(Records supplied)
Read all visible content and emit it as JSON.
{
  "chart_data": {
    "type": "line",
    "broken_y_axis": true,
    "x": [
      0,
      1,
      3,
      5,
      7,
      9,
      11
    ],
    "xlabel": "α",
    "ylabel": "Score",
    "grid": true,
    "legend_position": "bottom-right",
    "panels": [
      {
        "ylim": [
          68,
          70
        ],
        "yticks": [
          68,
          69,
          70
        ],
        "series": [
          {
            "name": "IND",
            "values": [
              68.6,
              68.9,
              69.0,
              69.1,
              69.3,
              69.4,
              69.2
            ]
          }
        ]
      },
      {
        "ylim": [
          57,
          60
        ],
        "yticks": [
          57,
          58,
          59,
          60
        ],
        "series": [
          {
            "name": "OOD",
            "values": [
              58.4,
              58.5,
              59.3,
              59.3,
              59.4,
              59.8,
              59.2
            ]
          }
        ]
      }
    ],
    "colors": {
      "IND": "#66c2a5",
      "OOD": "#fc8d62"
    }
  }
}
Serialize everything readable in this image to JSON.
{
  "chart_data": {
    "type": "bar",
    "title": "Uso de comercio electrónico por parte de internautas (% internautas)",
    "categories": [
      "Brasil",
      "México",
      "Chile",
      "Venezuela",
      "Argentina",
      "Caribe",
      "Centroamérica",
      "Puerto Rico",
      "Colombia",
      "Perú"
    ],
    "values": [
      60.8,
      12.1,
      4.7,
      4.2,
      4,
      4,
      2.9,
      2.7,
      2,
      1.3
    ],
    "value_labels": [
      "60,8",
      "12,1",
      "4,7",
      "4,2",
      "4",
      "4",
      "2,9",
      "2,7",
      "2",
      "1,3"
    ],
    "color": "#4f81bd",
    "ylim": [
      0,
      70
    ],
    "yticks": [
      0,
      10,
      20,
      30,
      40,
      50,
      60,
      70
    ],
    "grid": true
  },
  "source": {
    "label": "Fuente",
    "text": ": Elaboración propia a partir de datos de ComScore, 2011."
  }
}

(Problem) Find all lines where the word "JSON" appears. Copy them.

(Solution)
Read all visible content and emit it as JSON.
Serialize everything readable in this image to JSON.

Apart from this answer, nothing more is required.